START Records to use
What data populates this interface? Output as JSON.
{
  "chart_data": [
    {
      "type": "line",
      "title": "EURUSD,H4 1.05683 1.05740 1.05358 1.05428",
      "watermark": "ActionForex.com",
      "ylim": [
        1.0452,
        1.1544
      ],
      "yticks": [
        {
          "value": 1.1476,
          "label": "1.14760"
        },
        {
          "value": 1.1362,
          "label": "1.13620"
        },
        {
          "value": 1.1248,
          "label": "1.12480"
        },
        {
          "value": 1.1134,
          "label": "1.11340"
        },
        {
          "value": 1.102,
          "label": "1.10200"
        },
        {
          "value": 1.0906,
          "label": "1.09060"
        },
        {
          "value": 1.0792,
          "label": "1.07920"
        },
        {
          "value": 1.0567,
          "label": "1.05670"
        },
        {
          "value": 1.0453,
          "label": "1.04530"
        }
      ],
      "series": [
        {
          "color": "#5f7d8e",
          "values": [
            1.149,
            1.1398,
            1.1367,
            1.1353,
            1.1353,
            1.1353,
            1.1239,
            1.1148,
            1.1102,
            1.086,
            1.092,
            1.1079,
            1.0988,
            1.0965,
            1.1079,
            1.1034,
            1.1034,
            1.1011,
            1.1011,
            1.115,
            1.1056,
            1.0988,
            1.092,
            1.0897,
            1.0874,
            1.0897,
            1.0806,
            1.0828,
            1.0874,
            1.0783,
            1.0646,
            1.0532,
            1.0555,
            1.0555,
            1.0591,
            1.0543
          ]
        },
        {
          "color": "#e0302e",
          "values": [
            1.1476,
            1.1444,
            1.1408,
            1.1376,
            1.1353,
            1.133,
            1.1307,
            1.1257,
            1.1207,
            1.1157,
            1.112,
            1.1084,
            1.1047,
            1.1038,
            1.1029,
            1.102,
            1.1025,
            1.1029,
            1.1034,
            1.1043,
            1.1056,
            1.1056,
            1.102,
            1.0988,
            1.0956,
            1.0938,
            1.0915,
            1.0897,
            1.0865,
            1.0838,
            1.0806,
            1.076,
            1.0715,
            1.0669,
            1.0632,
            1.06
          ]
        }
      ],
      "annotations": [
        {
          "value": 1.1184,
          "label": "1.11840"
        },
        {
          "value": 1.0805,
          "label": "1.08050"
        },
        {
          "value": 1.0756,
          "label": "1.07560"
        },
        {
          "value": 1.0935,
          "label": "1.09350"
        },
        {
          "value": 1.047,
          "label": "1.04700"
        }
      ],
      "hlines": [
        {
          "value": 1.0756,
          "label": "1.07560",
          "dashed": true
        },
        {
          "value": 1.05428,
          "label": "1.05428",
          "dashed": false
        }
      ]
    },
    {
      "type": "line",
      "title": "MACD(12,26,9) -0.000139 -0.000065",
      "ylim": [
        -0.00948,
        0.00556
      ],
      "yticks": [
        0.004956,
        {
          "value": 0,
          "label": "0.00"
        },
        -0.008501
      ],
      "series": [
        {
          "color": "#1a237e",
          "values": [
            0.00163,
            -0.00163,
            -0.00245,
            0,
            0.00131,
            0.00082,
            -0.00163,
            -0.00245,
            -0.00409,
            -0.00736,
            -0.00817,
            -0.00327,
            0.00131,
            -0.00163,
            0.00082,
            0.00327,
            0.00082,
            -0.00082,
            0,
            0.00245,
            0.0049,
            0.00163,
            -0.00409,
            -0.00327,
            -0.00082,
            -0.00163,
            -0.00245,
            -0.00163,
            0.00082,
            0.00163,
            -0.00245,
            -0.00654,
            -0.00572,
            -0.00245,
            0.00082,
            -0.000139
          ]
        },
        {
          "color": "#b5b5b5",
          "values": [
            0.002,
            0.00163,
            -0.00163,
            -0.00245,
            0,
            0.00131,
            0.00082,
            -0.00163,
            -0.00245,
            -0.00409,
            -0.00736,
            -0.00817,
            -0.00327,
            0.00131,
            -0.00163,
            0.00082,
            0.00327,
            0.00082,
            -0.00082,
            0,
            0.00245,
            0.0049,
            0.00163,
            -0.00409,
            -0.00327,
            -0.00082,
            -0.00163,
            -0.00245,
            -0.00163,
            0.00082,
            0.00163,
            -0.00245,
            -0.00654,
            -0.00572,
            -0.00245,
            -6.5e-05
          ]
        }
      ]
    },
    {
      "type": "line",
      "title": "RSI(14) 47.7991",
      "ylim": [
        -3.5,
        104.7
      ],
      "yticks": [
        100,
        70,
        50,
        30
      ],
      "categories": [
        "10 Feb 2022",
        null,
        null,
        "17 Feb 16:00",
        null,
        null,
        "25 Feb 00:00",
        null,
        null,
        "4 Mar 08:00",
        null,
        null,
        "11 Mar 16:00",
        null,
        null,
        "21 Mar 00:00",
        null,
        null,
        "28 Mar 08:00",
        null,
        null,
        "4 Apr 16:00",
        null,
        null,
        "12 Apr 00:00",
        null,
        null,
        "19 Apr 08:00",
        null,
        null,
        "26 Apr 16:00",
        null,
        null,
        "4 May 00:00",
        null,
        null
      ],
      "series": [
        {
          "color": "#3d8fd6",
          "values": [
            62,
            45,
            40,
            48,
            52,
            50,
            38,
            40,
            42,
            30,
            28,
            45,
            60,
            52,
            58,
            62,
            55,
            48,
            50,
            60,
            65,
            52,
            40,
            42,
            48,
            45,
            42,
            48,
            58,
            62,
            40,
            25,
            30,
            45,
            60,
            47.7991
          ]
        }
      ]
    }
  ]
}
END Records to use
Take the entries and copy them out exactly.

Solution for this problem -
What data populates this interface? Output as JSON.
{
  "chart_data": [
    {
      "type": "line",
      "title": "EURUSD,H4 1.05683 1.05740 1.05358 1.05428",
      "watermark": "ActionForex.com",
      "ylim": [
        1.0452,
        1.1544
      ],
      "yticks": [
        {
          "value": 1.1476,
          "label": "1.14760"
        },
        {
          "value": 1.1362,
          "label": "1.13620"
        },
        {
          "value": 1.1248,
          "label": "1.12480"
        },
        {
          "value": 1.1134,
          "label": "1.11340"
        },
        {
          "value": 1.102,
          "label": "1.10200"
        },
        {
          "value": 1.0906,
          "label": "1.09060"
        },
        {
          "value": 1.0792,
          "label": "1.07920"
        },
        {
          "value": 1.0567,
          "label": "1.05670"
        },
        {
          "value": 1.0453,
          "label": "1.04530"
        }
      ],
      "series": [
        {
          "color": "#5f7d8e",
          "values": [
            1.149,
            1.1398,
            1.1367,
            1.1353,
            1.1353,
            1.1353,
            1.1239,
            1.1148,
            1.1102,
            1.086,
            1.092,
            1.1079,
            1.0988,
            1.0965,
            1.1079,
            1.1034,
            1.1034,
            1.1011,
            1.1011,
            1.115,
            1.1056,
            1.0988,
            1.092,
            1.0897,
            1.0874,
            1.0897,
            1.0806,
            1.0828,
            1.0874,
            1.0783,
            1.0646,
            1.0532,
            1.0555,
            1.0555,
            1.0591,
            1.0543
          ]
        },
        {
          "color": "#e0302e",
          "values": [
            1.1476,
            1.1444,
            1.1408,
            1.1376,
            1.1353,
            1.133,
            1.1307,
            1.1257,
            1.1207,
            1.1157,
            1.112,
            1.1084,
            1.1047,
            1.1038,
            1.1029,
            1.102,
            1.1025,
            1.1029,
            1.1034,
            1.1043,
            1.1056,
            1.1056,
            1.102,
            1.0988,
            1.0956,
            1.0938,
            1.0915,
            1.0897,
            1.0865,
            1.0838,
            1.0806,
            1.076,
            1.0715,
            1.0669,
            1.0632,
            1.06
          ]
        }
      ],
      "annotations": [
        {
          "value": 1.1184,
          "label": "1.11840"
        },
        {
          "value": 1.0805,
          "label": "1.08050"
        },
        {
          "value": 1.0756,
          "label": "1.07560"
        },
        {
          "value": 1.0935,
          "label": "1.09350"
        },
        {
          "value": 1.047,
          "label": "1.04700"
        }
      ],
      "hlines": [
        {
          "value": 1.0756,
          "label": "1.07560",
          "dashed": true
        },
        {
          "value": 1.05428,
          "label": "1.05428",
          "dashed": false
        }
      ]
    },
    {
      "type": "line",
      "title": "MACD(12,26,9) -0.000139 -0.000065",
      "ylim": [
        -0.00948,
        0.00556
      ],
      "yticks": [
        0.004956,
        {
          "value": 0,
          "label": "0.00"
        },
        -0.008501
      ],
      "series": [
        {
          "color": "#1a237e",
          "values": [
            0.00163,
            -0.00163,
            -0.00245,
            0,
            0.00131,
            0.00082,
            -0.00163,
            -0.00245,
            -0.00409,
            -0.00736,
            -0.00817,
            -0.00327,
            0.00131,
            -0.00163,
            0.00082,
            0.00327,
            0.00082,
            -0.00082,
            0,
            0.00245,
            0.0049,
            0.00163,
            -0.00409,
            -0.00327,
            -0.00082,
            -0.00163,
            -0.00245,
            -0.00163,
            0.00082,
            0.00163,
            -0.00245,
            -0.00654,
            -0.00572,
            -0.00245,
            0.00082,
            -0.000139
          ]
        },
        {
          "color": "#b5b5b5",
          "values": [
            0.002,
            0.00163,
            -0.00163,
            -0.00245,
            0,
            0.00131,
            0.00082,
            -0.00163,
            -0.00245,
            -0.00409,
            -0.00736,
            -0.00817,
            -0.00327,
            0.00131,
            -0.00163,
            0.00082,
            0.00327,
            0.00082,
            -0.00082,
            0,
            0.00245,
            0.0049,
            0.00163,
            -0.00409,
            -0.00327,
            -0.00082,
            -0.00163,
            -0.00245,
            -0.00163,
            0.00082,
            0.00163,
            -0.00245,
            -0.00654,
            -0.00572,
            -0.00245,
            -6.5e-05
          ]
        }
      ]
    },
    {
      "type": "line",
      "title": "RSI(14) 47.7991",
      "ylim": [
        -3.5,
        104.7
      ],
      "yticks": [
        100,
        70,
        50,
        30
      ],
      "categories": [
        "10 Feb 2022",
        null,
        null,
        "17 Feb 16:00",
        null,
        null,
        "25 Feb 00:00",
        null,
        null,
        "4 Mar 08:00",
        null,
        null,
        "11 Mar 16:00",
        null,
        null,
        "21 Mar 00:00",
        null,
        null,
        "28 Mar 08:00",
        null,
        null,
        "4 Apr 16:00",
        null,
        null,
        "12 Apr 00:00",
        null,
        null,
        "19 Apr 08:00",
        null,
        null,
        "26 Apr 16:00",
        null,
        null,
        "4 May 00:00",
        null,
        null
      ],
      "series": [
        {
          "color": "#3d8fd6",
          "values": [
            62,
            45,
            40,
            48,
            52,
            50,
            38,
            40,
            42,
            30,
            28,
            45,
            60,
            52,
            58,
            62,
            55,
            48,
            50,
            60,
            65,
            52,
            40,
            42,
            48,
            45,
            42,
            48,
            58,
            62,
            40,
            25,
            30,
            45,
            60,
            47.7991
          ]
        }
      ]
    }
  ]
}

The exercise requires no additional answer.